[Data for this task]
= = = = =

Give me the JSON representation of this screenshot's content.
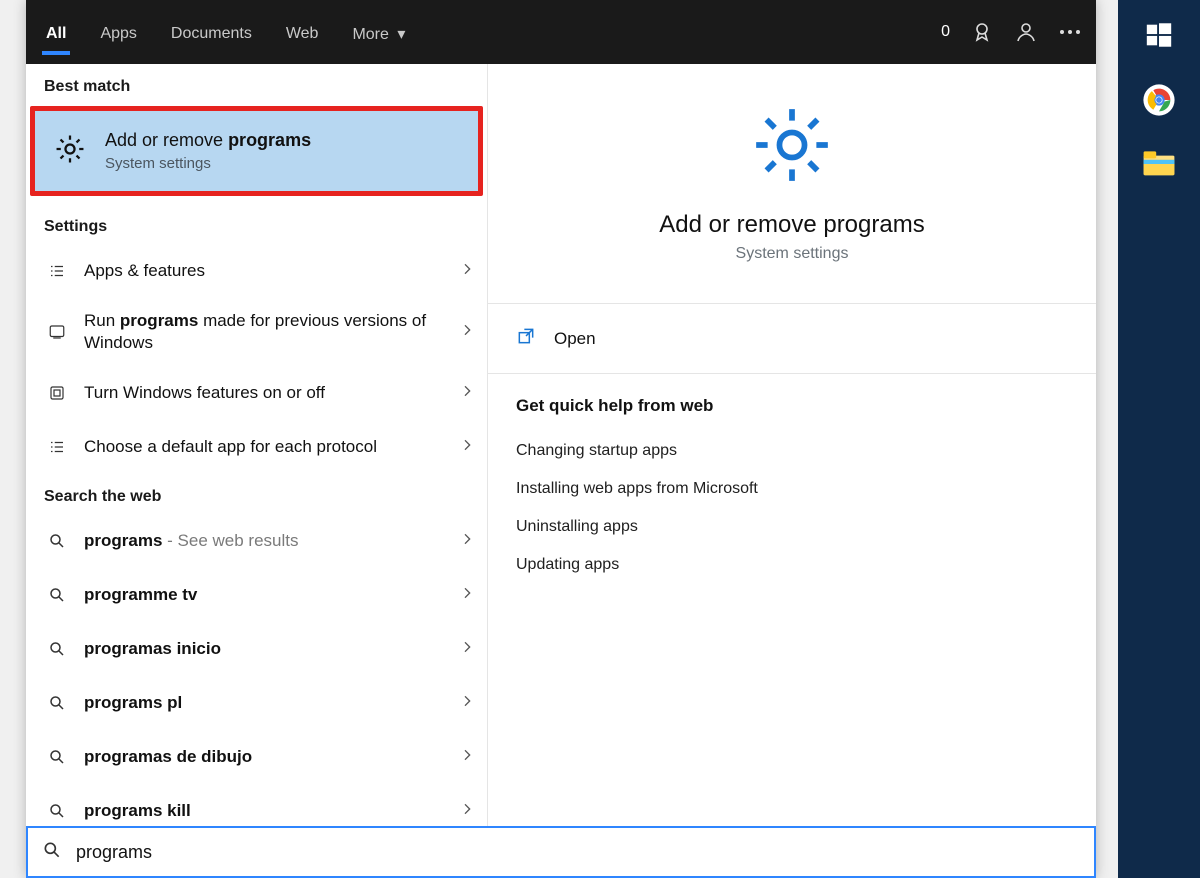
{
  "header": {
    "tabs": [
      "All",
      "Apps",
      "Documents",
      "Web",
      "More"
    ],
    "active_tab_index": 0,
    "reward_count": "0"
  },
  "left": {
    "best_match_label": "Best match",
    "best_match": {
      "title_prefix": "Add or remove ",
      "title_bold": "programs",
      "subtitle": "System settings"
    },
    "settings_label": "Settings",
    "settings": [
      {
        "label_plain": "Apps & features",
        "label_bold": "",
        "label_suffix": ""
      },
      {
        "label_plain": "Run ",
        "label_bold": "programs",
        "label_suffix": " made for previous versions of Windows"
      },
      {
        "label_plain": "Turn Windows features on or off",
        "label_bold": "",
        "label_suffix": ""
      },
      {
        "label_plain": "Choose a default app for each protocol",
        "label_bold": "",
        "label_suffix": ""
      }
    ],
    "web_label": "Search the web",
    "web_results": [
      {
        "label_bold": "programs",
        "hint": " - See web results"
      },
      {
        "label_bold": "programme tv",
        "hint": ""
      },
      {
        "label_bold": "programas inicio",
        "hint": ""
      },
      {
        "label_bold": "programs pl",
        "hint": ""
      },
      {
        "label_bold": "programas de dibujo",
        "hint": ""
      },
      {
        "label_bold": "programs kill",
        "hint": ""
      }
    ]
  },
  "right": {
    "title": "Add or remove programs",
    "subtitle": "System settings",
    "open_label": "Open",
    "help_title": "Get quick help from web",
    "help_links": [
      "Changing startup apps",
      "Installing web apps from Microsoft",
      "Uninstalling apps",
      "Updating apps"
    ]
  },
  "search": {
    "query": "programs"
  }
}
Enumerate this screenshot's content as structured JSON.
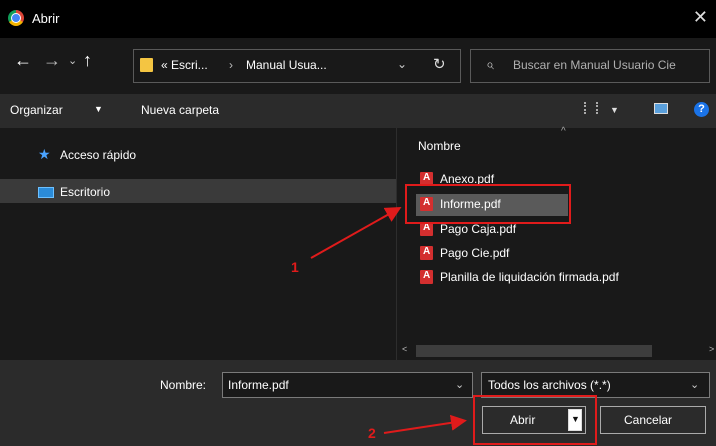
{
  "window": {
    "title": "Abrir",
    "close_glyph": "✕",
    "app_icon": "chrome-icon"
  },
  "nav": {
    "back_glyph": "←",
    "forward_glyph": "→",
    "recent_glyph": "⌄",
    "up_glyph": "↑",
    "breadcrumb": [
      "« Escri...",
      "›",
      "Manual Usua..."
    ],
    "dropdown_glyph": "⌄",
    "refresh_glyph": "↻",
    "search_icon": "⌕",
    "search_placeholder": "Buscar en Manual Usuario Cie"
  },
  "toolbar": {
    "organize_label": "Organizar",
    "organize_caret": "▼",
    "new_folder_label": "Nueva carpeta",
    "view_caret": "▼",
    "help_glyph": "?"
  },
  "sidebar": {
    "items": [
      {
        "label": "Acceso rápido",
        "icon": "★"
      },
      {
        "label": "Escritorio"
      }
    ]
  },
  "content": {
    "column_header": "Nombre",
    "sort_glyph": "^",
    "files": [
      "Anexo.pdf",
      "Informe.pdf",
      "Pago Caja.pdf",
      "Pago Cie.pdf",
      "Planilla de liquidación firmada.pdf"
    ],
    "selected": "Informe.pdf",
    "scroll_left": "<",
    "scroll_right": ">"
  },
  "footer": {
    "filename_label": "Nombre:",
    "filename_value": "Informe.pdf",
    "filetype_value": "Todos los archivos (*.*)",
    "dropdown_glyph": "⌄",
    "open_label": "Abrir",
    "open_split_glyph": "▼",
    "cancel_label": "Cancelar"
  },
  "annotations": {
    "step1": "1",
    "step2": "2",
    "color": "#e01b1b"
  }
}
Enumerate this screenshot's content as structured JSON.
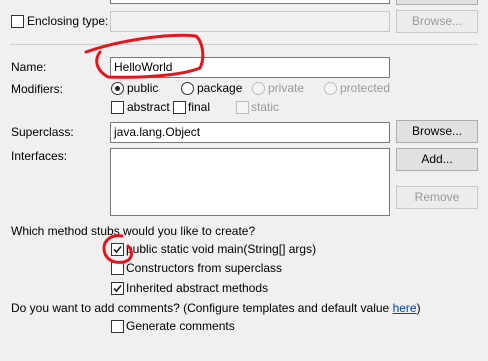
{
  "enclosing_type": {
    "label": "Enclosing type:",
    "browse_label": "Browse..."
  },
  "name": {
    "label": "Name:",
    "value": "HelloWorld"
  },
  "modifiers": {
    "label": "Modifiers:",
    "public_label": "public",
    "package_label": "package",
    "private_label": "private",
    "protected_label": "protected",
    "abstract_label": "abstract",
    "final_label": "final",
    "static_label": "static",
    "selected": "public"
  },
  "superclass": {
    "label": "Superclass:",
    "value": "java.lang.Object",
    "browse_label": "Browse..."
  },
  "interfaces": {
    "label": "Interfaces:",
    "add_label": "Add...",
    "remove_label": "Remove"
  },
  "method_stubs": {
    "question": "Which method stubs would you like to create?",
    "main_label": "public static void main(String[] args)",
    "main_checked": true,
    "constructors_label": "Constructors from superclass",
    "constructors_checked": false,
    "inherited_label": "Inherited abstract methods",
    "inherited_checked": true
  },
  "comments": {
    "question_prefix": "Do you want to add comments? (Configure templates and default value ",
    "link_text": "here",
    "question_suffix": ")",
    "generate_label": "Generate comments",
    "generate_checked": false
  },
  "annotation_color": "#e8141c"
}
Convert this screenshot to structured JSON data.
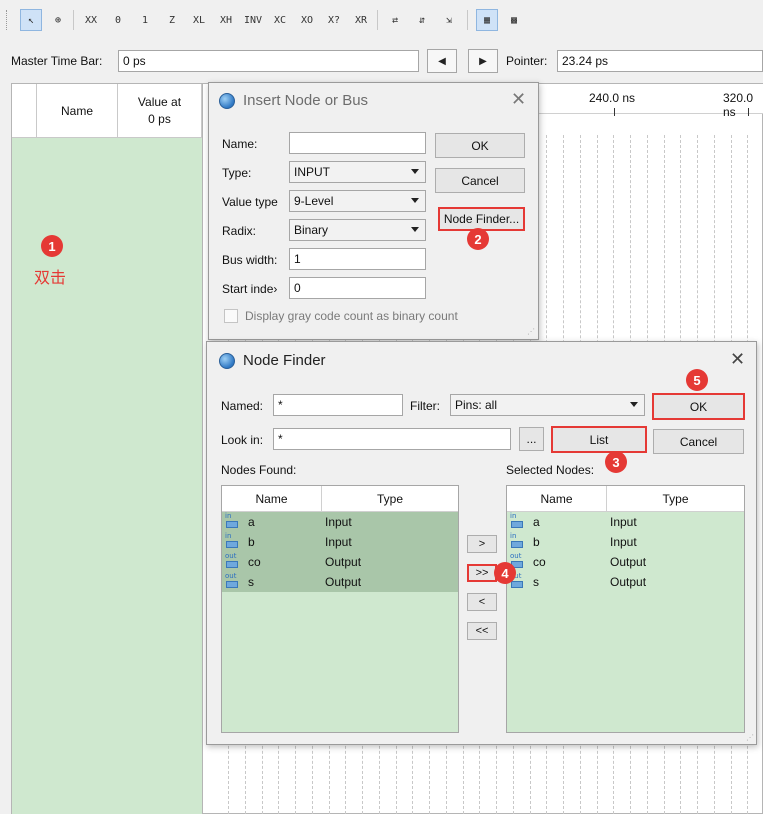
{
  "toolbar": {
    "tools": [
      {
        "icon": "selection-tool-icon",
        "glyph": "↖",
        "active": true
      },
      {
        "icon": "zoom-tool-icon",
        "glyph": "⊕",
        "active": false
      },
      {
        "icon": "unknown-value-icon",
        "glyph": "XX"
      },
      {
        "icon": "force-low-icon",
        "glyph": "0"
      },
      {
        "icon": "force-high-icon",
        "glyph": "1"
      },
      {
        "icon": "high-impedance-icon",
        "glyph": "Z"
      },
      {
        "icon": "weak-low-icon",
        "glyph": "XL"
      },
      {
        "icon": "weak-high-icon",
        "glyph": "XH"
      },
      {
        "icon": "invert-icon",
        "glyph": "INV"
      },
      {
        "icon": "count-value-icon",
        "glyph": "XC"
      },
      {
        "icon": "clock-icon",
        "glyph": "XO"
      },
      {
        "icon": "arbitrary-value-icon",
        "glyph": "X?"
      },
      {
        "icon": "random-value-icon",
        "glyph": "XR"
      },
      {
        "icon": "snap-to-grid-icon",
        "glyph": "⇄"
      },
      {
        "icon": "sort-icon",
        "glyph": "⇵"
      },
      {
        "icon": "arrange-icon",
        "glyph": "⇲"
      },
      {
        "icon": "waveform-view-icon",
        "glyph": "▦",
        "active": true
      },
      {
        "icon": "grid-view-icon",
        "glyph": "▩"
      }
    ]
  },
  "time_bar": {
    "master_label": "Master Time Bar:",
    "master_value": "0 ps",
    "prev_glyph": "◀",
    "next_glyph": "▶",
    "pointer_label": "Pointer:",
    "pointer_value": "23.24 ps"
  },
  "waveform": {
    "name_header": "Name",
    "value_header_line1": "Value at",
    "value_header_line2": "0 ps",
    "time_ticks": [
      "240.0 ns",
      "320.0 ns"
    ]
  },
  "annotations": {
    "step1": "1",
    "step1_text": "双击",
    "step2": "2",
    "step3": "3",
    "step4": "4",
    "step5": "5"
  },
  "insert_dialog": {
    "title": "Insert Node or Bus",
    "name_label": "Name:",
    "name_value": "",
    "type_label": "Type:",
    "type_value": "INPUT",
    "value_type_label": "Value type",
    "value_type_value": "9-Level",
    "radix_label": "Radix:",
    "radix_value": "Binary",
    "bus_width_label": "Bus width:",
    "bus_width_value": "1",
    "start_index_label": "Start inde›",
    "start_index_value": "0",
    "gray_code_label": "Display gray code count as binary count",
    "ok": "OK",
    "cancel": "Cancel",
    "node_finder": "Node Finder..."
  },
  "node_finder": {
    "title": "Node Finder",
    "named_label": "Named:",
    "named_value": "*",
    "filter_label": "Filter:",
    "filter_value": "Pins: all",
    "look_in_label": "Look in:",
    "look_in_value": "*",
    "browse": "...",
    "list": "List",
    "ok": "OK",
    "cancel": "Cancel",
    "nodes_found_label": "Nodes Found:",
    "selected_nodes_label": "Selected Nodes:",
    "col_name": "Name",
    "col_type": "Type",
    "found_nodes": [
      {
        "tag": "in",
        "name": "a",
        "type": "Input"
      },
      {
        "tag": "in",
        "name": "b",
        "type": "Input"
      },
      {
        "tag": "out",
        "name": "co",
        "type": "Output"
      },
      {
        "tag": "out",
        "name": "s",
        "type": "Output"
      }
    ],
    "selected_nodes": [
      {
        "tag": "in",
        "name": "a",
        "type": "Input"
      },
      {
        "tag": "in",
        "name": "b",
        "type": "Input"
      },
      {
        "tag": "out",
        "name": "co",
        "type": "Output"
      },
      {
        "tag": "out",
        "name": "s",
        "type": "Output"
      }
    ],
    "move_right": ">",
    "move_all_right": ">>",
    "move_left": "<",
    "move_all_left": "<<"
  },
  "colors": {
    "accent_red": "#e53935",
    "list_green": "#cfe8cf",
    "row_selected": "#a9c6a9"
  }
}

= = = = =

In the records above, locate every line with the string "high" and copy it.

        "icon": "force-high-icon",
        "icon": "high-impedance-icon",
        "icon": "weak-high-icon",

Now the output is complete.